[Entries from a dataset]
....
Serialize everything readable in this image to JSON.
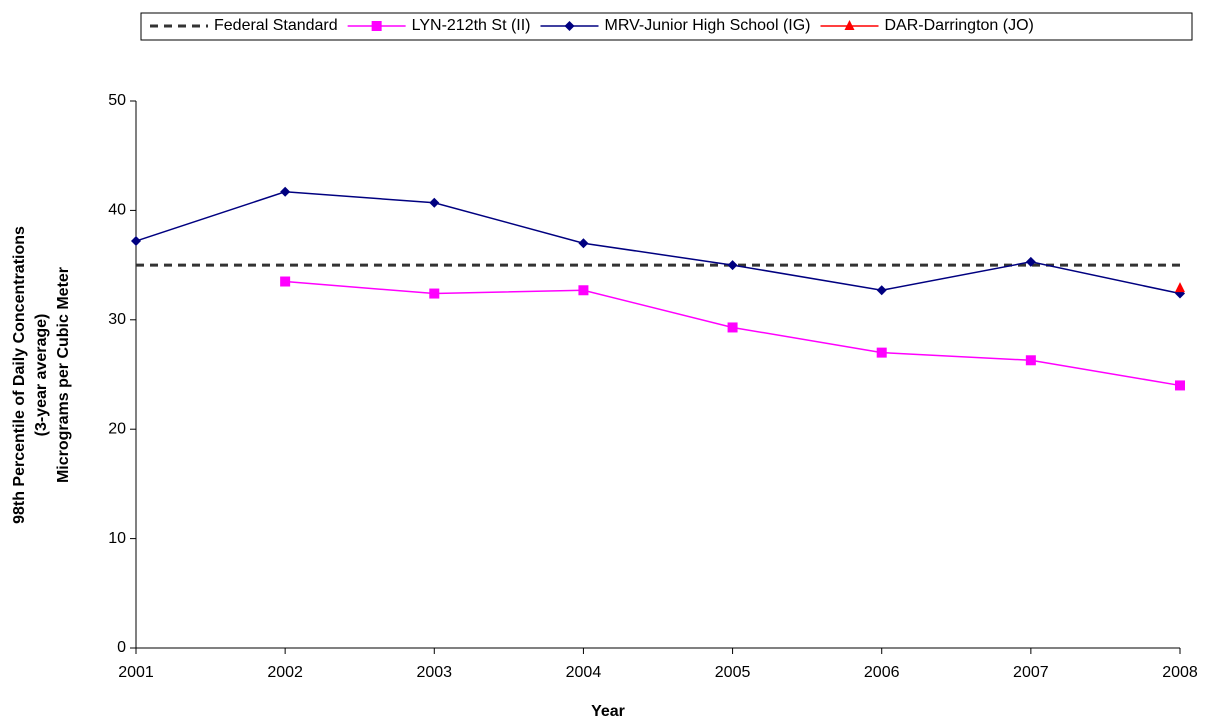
{
  "chart_data": {
    "type": "line",
    "ylabel": [
      "98th Percentile of Daily Concentrations",
      "(3-year average)",
      "Micrograms per Cubic Meter"
    ],
    "xlabel": "Year",
    "x": [
      2001,
      2002,
      2003,
      2004,
      2005,
      2006,
      2007,
      2008
    ],
    "xlim": [
      2001,
      2008
    ],
    "xticks": [
      2001,
      2002,
      2003,
      2004,
      2005,
      2006,
      2007,
      2008
    ],
    "ylim": [
      0,
      50
    ],
    "yticks": [
      0,
      10,
      20,
      30,
      40,
      50
    ],
    "grid": false,
    "legend": "top",
    "series": [
      {
        "name": "Federal Standard",
        "color": "#333333",
        "dash": true,
        "marker": "none",
        "values": [
          35,
          35,
          35,
          35,
          35,
          35,
          35,
          35
        ]
      },
      {
        "name": "LYN-212th St (II)",
        "color": "#ff00ff",
        "marker": "square",
        "values": [
          null,
          33.5,
          32.4,
          32.7,
          29.3,
          27.0,
          26.3,
          24.0
        ]
      },
      {
        "name": "MRV-Junior High School (IG)",
        "color": "#000080",
        "marker": "diamond",
        "values": [
          37.2,
          41.7,
          40.7,
          37.0,
          35.0,
          32.7,
          35.3,
          32.4
        ]
      },
      {
        "name": "DAR-Darrington (JO)",
        "color": "#ff0000",
        "marker": "triangle",
        "values": [
          null,
          null,
          null,
          null,
          null,
          null,
          null,
          32.9
        ]
      }
    ]
  }
}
....
Exercise goal –
Go through the entries above and output them exactly, without pictures.

Exercise result –
Serialize everything readable in this image to JSON.
{
  "chart_data": {
    "type": "line",
    "ylabel": [
      "98th Percentile of Daily Concentrations",
      "(3-year average)",
      "Micrograms per Cubic Meter"
    ],
    "xlabel": "Year",
    "x": [
      2001,
      2002,
      2003,
      2004,
      2005,
      2006,
      2007,
      2008
    ],
    "xlim": [
      2001,
      2008
    ],
    "xticks": [
      2001,
      2002,
      2003,
      2004,
      2005,
      2006,
      2007,
      2008
    ],
    "ylim": [
      0,
      50
    ],
    "yticks": [
      0,
      10,
      20,
      30,
      40,
      50
    ],
    "grid": false,
    "legend": "top",
    "series": [
      {
        "name": "Federal Standard",
        "color": "#333333",
        "dash": true,
        "marker": "none",
        "values": [
          35,
          35,
          35,
          35,
          35,
          35,
          35,
          35
        ]
      },
      {
        "name": "LYN-212th St (II)",
        "color": "#ff00ff",
        "marker": "square",
        "values": [
          null,
          33.5,
          32.4,
          32.7,
          29.3,
          27.0,
          26.3,
          24.0
        ]
      },
      {
        "name": "MRV-Junior High School (IG)",
        "color": "#000080",
        "marker": "diamond",
        "values": [
          37.2,
          41.7,
          40.7,
          37.0,
          35.0,
          32.7,
          35.3,
          32.4
        ]
      },
      {
        "name": "DAR-Darrington (JO)",
        "color": "#ff0000",
        "marker": "triangle",
        "values": [
          null,
          null,
          null,
          null,
          null,
          null,
          null,
          32.9
        ]
      }
    ]
  }
}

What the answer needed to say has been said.